> _TRECHO DO TEXTO_
Vejamos, ainda, que o futebol, em todas as suas nuances, agrega esferas em permanente estado de disputa. Não seria a arquibancada um local de permanente disputa? A “arenização” dos estádios brasileiros (cujo mais emblemático exemplo pode ser o Maracanã) põe em evidência que a disputa pelo lugar na arquibancada é um processo político marcado por antagonismos, que se expressa na tensão entre classe privilegiadas e classes sociais desfavorecidas, com, infelizmente, resultado cada vez mais visível: a dinâmica do capital que impõe, no contexto local, uma “higienização” dos estádios. Muita coisa no universo do jogo de futebol pode ser resultado do acaso e do imprevisível, como o gol ou o resultado final, mas, definitivamente, não é por acaso o sufocamento dos setores populares nos estádios de futebol. Ali se expressa, de maneira latente, privilégios e tensões sociais. Outro exemplo, também, pode ser a a discussão sobre a presença ou não de torcidas organizadas em estádios de futebol, debate que se pautou fortemente pela questão da violência (vejamos o caso brasileiro, especialmente nos anos 1990) e pelo domínio de uma narrativa marcada pela discriminação.

> _REQUISITOS_
1 > Por favor, resuma em duas frases o texto sobre a disputa nas arquibancadas.
2 > Estenda o texto sobre a disputa nas arquibancadas, começando logo depois da última frase.

> _DADOS FORNECIDOS_

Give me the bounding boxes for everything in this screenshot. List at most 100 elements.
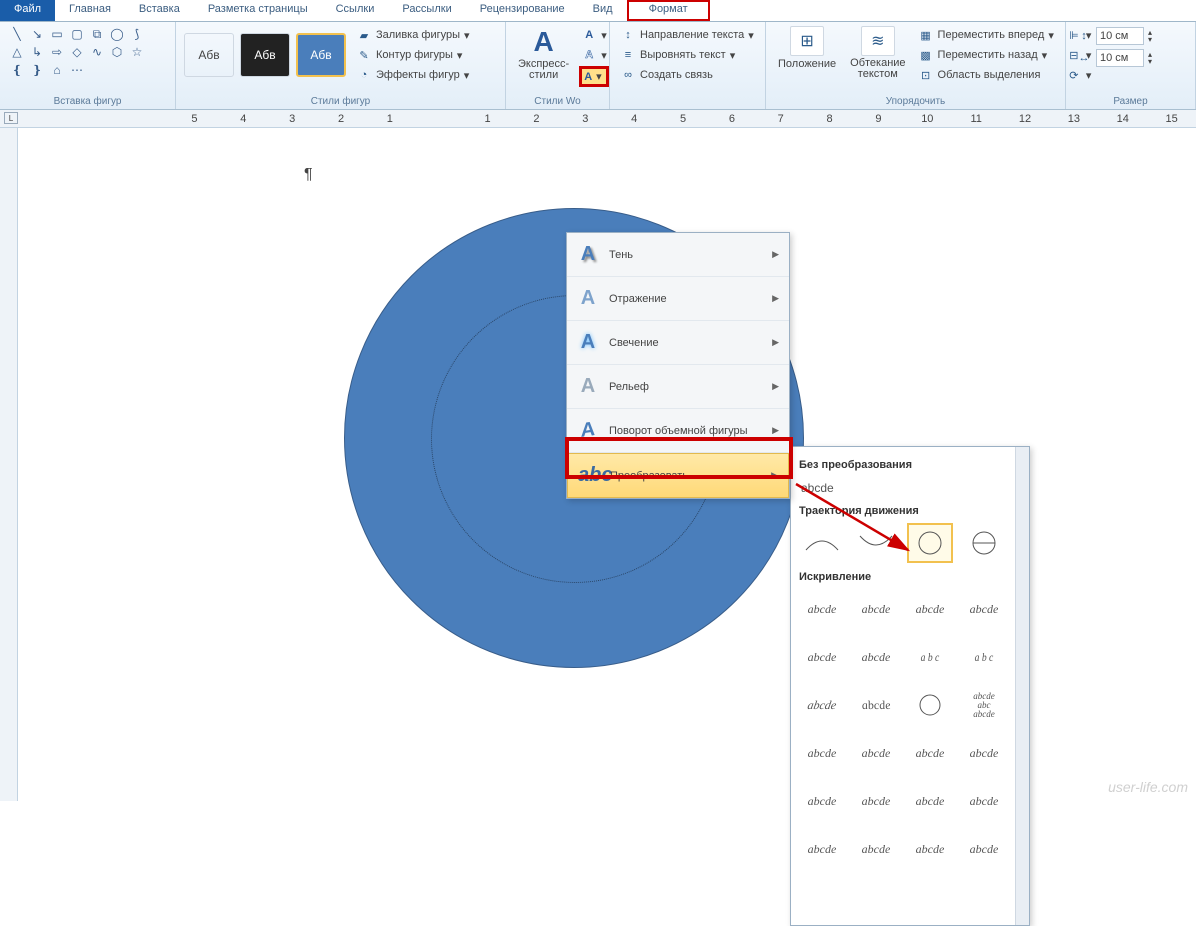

> _AS RESPOSTAS_
1 > O texto afirma que o futebol reúne esferas em permanente disputa, como a arquibancada, e que a "arenização" dos estádios brasileiros, cujo exemplo mais emblemático pode ser o Maracanã, evidencia um processo político marcado pela tensão entre classes privilegiadas e desfavorecidas, com uma "higienização" dos estádios imposta pela dinâmica do capital. Segundo o texto, o sufocamento dos setores populares nos estádios não é por acaso, e outro exemplo dessas tensões é a discussão sobre a presença de torcidas organizadas, pautada pela questão da violência e por uma narrativa marcada pela discriminação.

2 >
Maracanã
Imagem aérea do Maracanã em 2015. Foto: Wikipédia

Como fenômeno social, também, o futebol é marcado pela historicidade. Ainda assim, parece ser preciso manter distante a visão de que o futebol se restringiria a um reflexo irretocável da sociedade. Ou mesmo de que a consideração do futebol enquanto objeto científico estaria limitada a encontrar, no universo futebolístico, elementos estruturais e sistêmicos presentes no corpo social. Penso – ainda que, para isso, seja necessário elaborar de maneira mais alongada – que o futebol, nas suas dinâmicas, simbologias, afetos e historicidade; pode explicar o mundo social, ao mesmo tempo em que, nessa via de mão dupla, o próprio mundo social pode ser explicado pelo futebol. De maneira lúcida, Hilário Franco Júnior (2017, p. 417), em Dando Tratos à Bola: ensaios sobre o futebol, expressa que:

“[…] se toda história é social, conforme a conhecida lição de Lucien Febvre, a do futebol também o é. Daí porque David Goldblatt acertou ao observar que ‘nenhuma história do mundo moderno é completa sem levar em conta o futebol’, embora devamos avançar ainda mais e afirmar que nenhum relato sobre o futebol é completo sem a história, mundial ou nacional ou ao menos local”.

Levo a questão, por fim, para o reconhecimento de que narrar o futebol (narrá-lo como fenômeno, complexificando-o) é narrar as dinâmicas políticas que lhe toca. Muito além da simplória consideração do futebol enquanto “instrumento político”, que o reduziria a mero utensílio dos interesses dos mandatários da política representativa, trata-se de perceber que o futebol é capaz de ser narrado e de narrar distintos fenômenos políticos, desde disputas locais – quantos são os casos de rivalidades entre times de uma mesma cidade que expressam, integralmente, lutas de classes e disputa por territórios? – até questões políticas, que tanto já se revelaram em Copas do Mundo e nas práticas e discursos de órgãos supranacionais como a Fifa, a Conmebol e a UEFA. Aprofundar o debate sobre o futebol, investigando-o enquanto objetivo científico, parece ser uma atividade, senão contrária, ao menos separada de uma abordagem mais imediatista.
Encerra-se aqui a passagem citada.